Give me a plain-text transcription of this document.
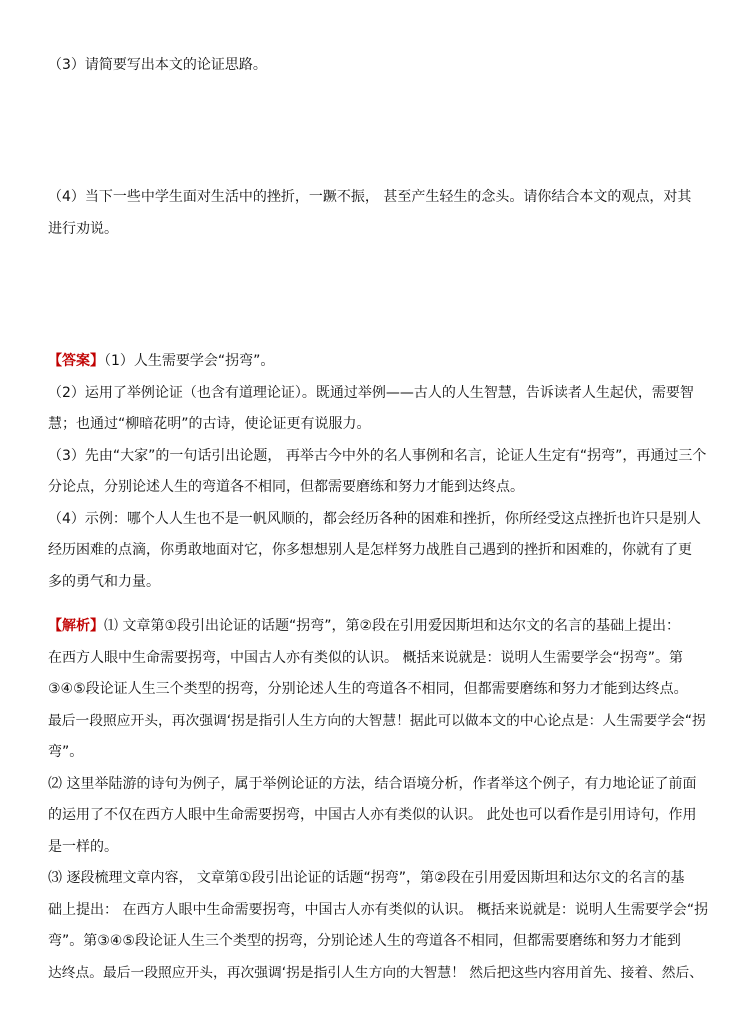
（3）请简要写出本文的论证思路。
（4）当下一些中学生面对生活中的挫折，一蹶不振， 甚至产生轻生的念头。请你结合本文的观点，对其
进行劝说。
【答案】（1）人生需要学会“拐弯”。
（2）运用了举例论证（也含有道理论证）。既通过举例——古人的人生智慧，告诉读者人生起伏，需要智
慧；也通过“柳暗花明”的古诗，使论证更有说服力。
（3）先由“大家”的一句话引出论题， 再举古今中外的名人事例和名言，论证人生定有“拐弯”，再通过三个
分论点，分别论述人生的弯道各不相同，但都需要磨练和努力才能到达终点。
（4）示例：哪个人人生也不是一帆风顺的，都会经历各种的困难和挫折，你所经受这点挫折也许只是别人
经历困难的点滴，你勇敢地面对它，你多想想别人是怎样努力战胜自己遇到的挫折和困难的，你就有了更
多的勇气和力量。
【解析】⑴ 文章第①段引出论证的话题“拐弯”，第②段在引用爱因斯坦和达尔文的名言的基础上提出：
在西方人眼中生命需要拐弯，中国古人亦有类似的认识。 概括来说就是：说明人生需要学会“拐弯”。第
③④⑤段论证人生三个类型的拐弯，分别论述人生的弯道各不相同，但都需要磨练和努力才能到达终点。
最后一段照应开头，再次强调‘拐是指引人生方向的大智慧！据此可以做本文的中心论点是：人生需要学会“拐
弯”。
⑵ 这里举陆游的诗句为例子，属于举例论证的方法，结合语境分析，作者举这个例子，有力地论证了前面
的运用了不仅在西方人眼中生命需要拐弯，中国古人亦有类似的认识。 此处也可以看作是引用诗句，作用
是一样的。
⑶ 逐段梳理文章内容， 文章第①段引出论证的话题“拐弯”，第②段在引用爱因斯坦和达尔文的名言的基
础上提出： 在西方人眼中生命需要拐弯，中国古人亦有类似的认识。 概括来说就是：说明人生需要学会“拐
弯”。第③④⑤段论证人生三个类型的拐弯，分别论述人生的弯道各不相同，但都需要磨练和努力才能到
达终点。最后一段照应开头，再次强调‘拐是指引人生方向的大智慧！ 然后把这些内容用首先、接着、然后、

· · · ·

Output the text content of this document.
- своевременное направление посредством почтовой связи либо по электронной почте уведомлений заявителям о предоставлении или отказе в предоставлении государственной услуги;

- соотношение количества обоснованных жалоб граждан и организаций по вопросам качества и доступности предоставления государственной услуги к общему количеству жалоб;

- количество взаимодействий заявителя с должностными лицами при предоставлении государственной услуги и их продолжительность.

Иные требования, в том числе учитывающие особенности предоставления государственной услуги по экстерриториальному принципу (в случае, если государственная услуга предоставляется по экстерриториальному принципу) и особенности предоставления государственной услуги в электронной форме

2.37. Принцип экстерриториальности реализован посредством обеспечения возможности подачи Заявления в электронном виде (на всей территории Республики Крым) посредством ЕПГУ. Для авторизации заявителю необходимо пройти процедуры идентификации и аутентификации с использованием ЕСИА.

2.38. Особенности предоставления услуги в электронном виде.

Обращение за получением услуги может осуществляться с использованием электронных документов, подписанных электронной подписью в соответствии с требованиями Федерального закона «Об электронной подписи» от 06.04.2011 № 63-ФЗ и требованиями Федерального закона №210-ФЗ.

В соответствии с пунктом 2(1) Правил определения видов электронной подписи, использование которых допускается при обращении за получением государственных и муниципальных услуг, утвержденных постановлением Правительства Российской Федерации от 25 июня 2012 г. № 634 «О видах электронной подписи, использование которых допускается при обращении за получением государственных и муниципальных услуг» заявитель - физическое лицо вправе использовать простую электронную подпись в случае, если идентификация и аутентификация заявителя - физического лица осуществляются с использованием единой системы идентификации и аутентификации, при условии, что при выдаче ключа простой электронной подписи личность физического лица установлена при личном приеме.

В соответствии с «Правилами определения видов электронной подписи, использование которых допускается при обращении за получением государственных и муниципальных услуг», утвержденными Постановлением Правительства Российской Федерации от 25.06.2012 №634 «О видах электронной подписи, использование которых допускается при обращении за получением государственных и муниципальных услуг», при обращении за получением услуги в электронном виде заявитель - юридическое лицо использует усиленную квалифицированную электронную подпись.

· · · ·

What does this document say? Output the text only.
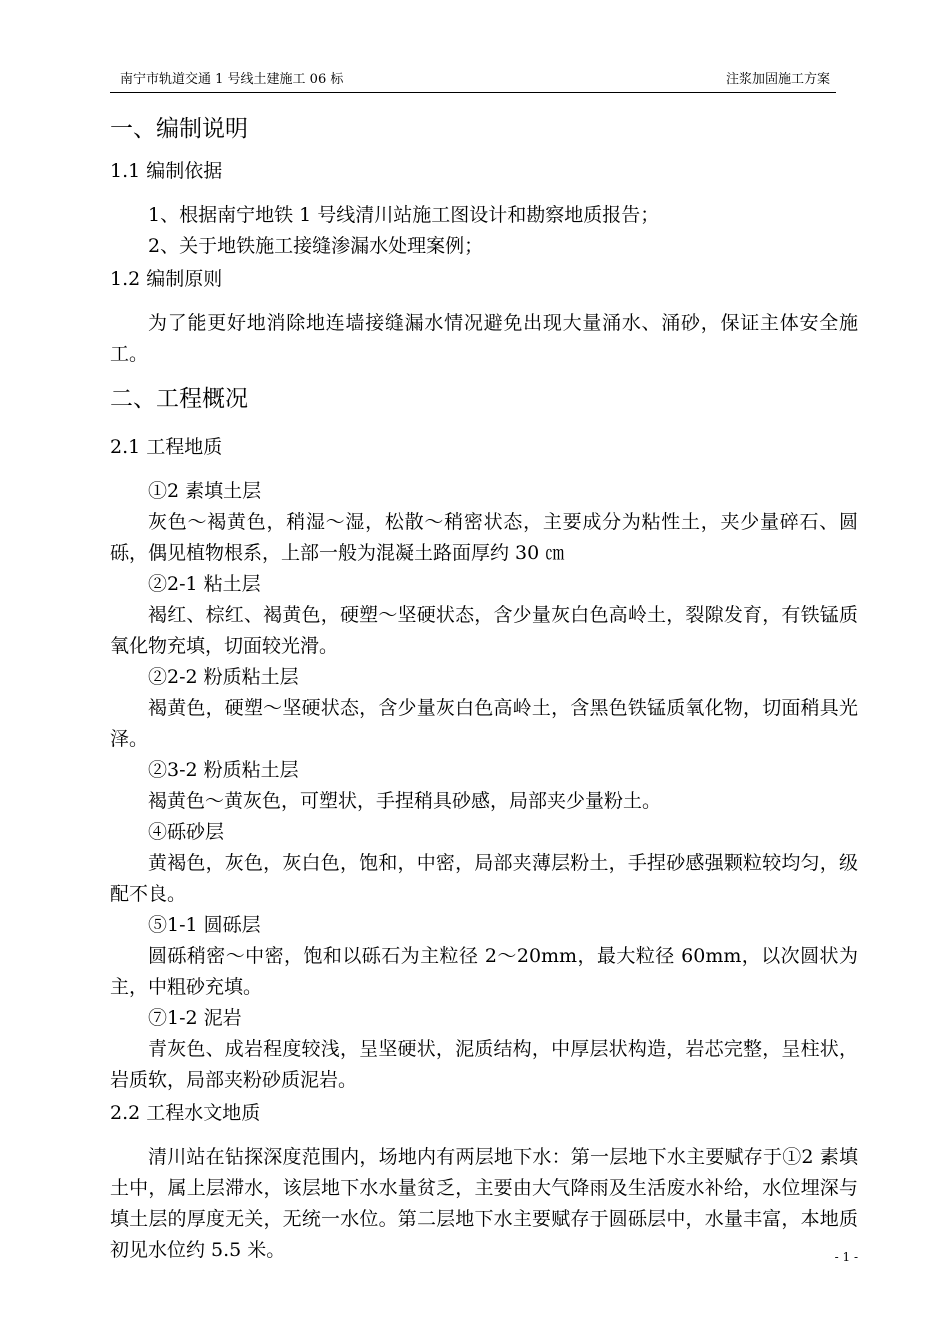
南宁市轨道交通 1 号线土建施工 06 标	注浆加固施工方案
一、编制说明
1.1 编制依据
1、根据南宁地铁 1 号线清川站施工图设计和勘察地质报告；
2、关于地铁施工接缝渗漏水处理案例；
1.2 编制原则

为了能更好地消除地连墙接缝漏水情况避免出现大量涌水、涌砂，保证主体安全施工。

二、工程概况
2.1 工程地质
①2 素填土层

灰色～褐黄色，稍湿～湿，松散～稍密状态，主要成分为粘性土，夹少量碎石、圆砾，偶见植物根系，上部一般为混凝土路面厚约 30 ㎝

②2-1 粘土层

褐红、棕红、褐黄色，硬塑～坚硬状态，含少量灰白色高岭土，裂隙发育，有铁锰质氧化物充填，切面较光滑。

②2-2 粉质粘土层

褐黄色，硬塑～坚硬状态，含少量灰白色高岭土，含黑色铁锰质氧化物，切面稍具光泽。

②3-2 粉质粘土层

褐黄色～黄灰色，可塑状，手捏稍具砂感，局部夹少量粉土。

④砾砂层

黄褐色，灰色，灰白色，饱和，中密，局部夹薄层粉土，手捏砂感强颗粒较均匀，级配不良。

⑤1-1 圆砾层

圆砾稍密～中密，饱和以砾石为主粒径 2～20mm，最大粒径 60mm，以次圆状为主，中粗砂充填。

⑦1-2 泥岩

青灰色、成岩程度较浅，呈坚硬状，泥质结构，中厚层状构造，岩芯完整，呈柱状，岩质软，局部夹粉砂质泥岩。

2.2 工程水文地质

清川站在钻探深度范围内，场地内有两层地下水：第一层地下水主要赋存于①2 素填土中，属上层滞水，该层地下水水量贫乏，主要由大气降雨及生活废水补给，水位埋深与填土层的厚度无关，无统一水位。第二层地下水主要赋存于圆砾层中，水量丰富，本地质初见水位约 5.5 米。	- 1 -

· · · ·

* Exercise prompt:
Identify and copy the lines holding the word "文章第①段引出论证的话题".

* Solution for this problem:
【解析】⑴ 文章第①段引出论证的话题“拐弯”，第②段在引用爱因斯坦和达尔文的名言的基础上提出：
⑶ 逐段梳理文章内容， 文章第①段引出论证的话题“拐弯”，第②段在引用爱因斯坦和达尔文的名言的基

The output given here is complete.